Data entries
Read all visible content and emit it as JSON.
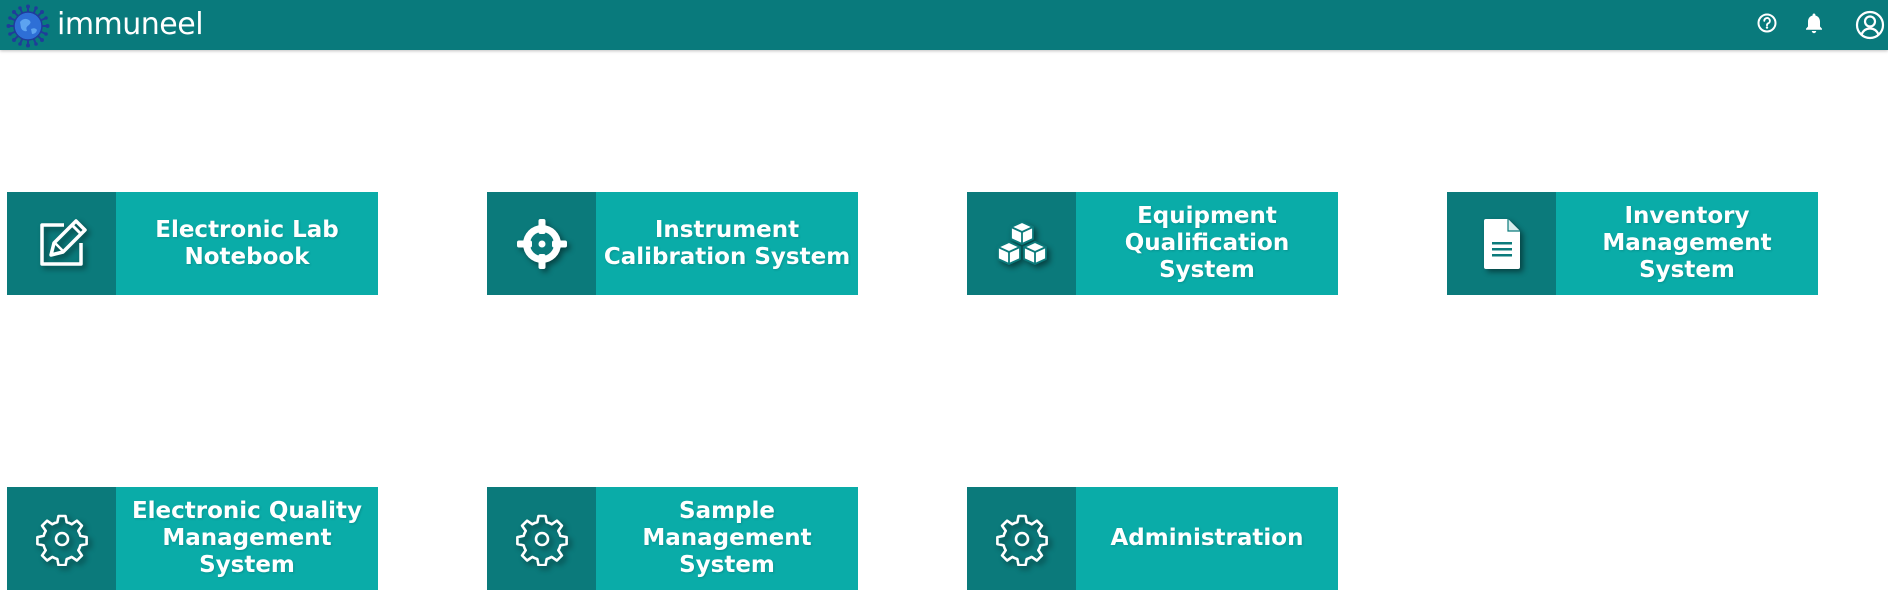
{
  "header": {
    "brand": "immuneel",
    "icons": {
      "logo": "virus-globe-logo-icon",
      "help": "help-circle-icon",
      "notifications": "bell-icon",
      "profile": "user-circle-icon"
    }
  },
  "colors": {
    "topbar": "#097a7c",
    "card_label_bg": "#0aaca8",
    "card_icon_bg": "#0b7a7b",
    "text": "#ffffff"
  },
  "modules": [
    {
      "id": "eln",
      "icon": "edit-square-icon",
      "label_lines": [
        "Electronic Lab",
        "Notebook"
      ]
    },
    {
      "id": "ics",
      "icon": "crosshair-icon",
      "label_lines": [
        "Instrument",
        "Calibration System"
      ]
    },
    {
      "id": "eqs",
      "icon": "cubes-icon",
      "label_lines": [
        "Equipment",
        "Qualification",
        "System"
      ]
    },
    {
      "id": "ims",
      "icon": "document-icon",
      "label_lines": [
        "Inventory",
        "Management",
        "System"
      ]
    },
    {
      "id": "eqms",
      "icon": "gear-icon",
      "label_lines": [
        "Electronic Quality",
        "Management",
        "System"
      ]
    },
    {
      "id": "sms",
      "icon": "gear-icon",
      "label_lines": [
        "Sample",
        "Management",
        "System"
      ]
    },
    {
      "id": "adm",
      "icon": "gear-icon",
      "label_lines": [
        "Administration"
      ]
    }
  ]
}
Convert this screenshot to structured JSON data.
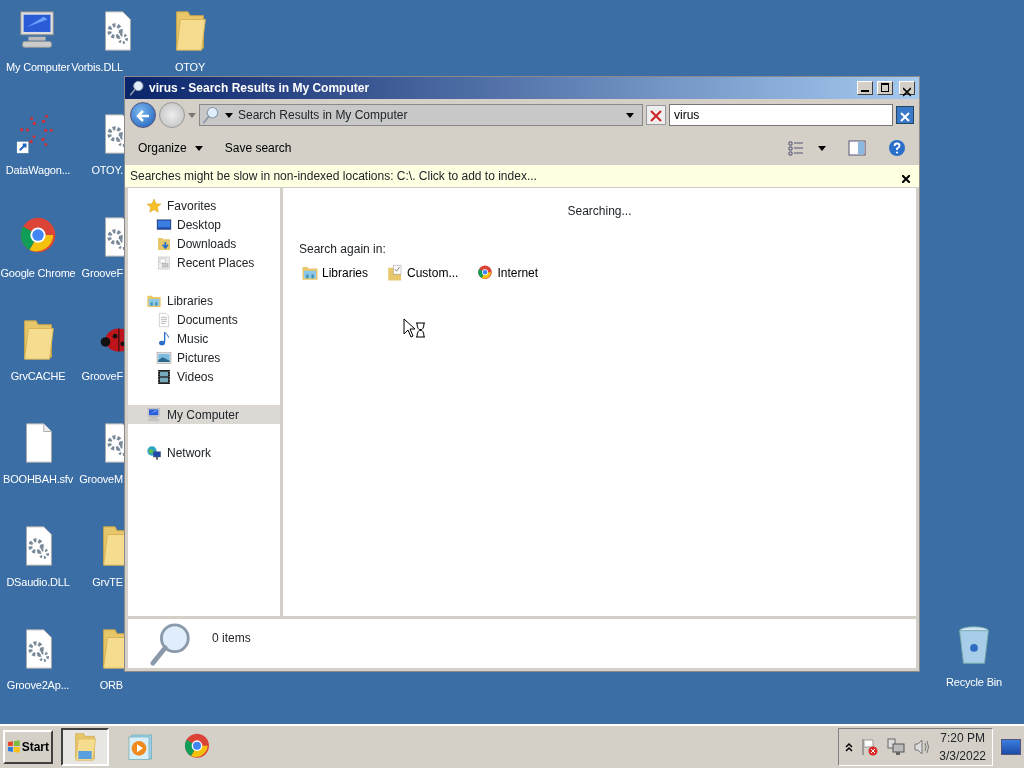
{
  "desktop": {
    "columns": [
      [
        {
          "label": "My Computer",
          "kind": "computer"
        },
        {
          "label": "DataWagon...",
          "kind": "dots"
        },
        {
          "label": "Google Chrome",
          "kind": "browser"
        },
        {
          "label": "GrvCACHE",
          "kind": "folder"
        },
        {
          "label": "BOOHBAH.sfv",
          "kind": "file"
        },
        {
          "label": "DSaudio.DLL",
          "kind": "dll"
        },
        {
          "label": "Groove2Ap...",
          "kind": "dll"
        }
      ],
      [
        {
          "label": "Vorbis.DLL",
          "kind": "dll"
        },
        {
          "label": "OTOY.",
          "kind": "dll"
        },
        {
          "label": "GrooveF",
          "kind": "dll"
        },
        {
          "label": "GrooveF",
          "kind": "ladybug"
        },
        {
          "label": "GrooveM",
          "kind": "dll"
        },
        {
          "label": "GrvTE",
          "kind": "folder"
        },
        {
          "label": "ORB",
          "kind": "folder"
        }
      ],
      [
        {
          "label": "OTOY",
          "kind": "folder"
        }
      ]
    ],
    "recycle": {
      "label": "Recycle Bin",
      "kind": "trash"
    }
  },
  "window": {
    "title": "virus - Search Results in My Computer",
    "address": "Search Results in My Computer",
    "search": {
      "value": "virus"
    },
    "toolbar": [
      {
        "label": "Organize",
        "dropdown": true
      },
      {
        "label": "Save search",
        "dropdown": false
      }
    ],
    "info_bar": "Searches might be slow in non-indexed locations: C:\\. Click to add to index...",
    "nav": [
      {
        "label": "Favorites",
        "kind": "star",
        "selected": false,
        "children": [
          {
            "label": "Desktop",
            "kind": "desktop",
            "selected": false
          },
          {
            "label": "Downloads",
            "kind": "downloads",
            "selected": false
          },
          {
            "label": "Recent Places",
            "kind": "recent",
            "selected": false
          }
        ]
      },
      {
        "label": "Libraries",
        "kind": "library",
        "selected": false,
        "children": [
          {
            "label": "Documents",
            "kind": "documents",
            "selected": false
          },
          {
            "label": "Music",
            "kind": "music",
            "selected": false
          },
          {
            "label": "Pictures",
            "kind": "pictures",
            "selected": false
          },
          {
            "label": "Videos",
            "kind": "videos",
            "selected": false
          }
        ]
      },
      {
        "label": "My Computer",
        "kind": "computer",
        "selected": true
      },
      {
        "label": "Network",
        "kind": "network",
        "selected": false
      }
    ],
    "status": "Searching...",
    "search_again_label": "Search again in:",
    "search_again": [
      {
        "label": "Libraries",
        "kind": "library"
      },
      {
        "label": "Custom...",
        "kind": "custom"
      },
      {
        "label": "Internet",
        "kind": "browser"
      }
    ],
    "details": "0 items"
  },
  "taskbar": {
    "start": "Start",
    "apps": [
      {
        "kind": "explorer",
        "selected": true
      },
      {
        "kind": "player",
        "selected": false
      },
      {
        "kind": "browser",
        "selected": false
      }
    ],
    "time": "7:20 PM",
    "date": "3/3/2022"
  }
}
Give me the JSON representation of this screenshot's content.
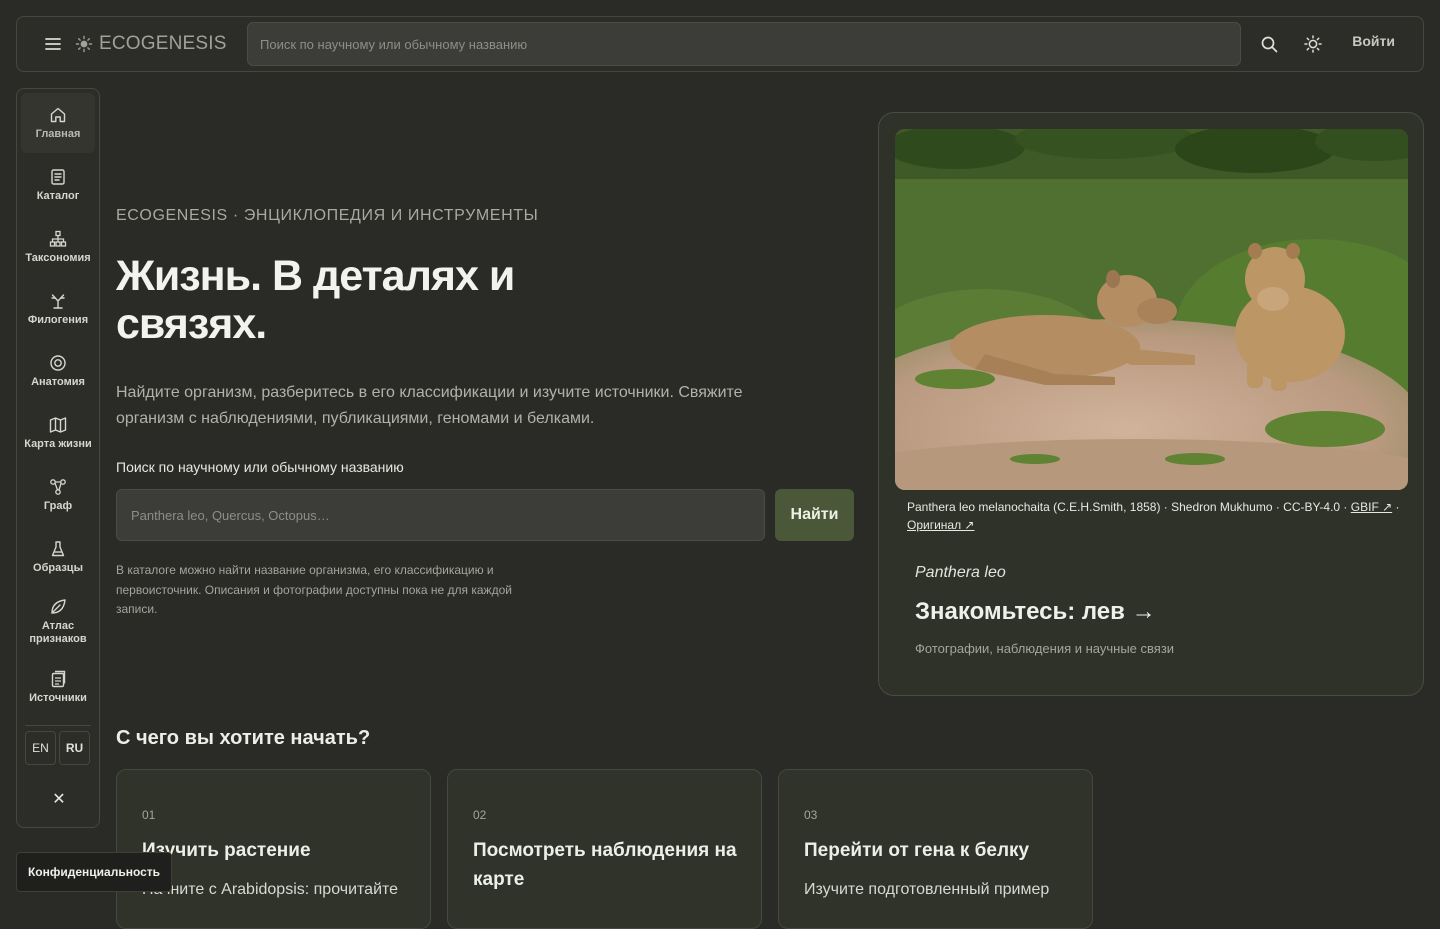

_TO DO_: Count every line in the records that holds "Results" and give that count by itself.

_RESPONSE TO THIS TASK_: 2